→ Set exercise
Write the records out again, precisely as they stand.

--- begin ---

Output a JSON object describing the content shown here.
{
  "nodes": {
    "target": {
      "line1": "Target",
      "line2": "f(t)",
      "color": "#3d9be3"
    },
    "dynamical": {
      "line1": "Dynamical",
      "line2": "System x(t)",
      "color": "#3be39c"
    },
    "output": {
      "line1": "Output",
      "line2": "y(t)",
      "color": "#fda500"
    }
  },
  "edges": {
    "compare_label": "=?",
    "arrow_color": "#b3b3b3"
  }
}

--- end ---

→ Result of this task
Output a JSON object describing the content shown here.
{
  "nodes": {
    "target": {
      "line1": "Target",
      "line2": "f(t)",
      "color": "#3d9be3"
    },
    "dynamical": {
      "line1": "Dynamical",
      "line2": "System x(t)",
      "color": "#3be39c"
    },
    "output": {
      "line1": "Output",
      "line2": "y(t)",
      "color": "#fda500"
    }
  },
  "edges": {
    "compare_label": "=?",
    "arrow_color": "#b3b3b3"
  }
}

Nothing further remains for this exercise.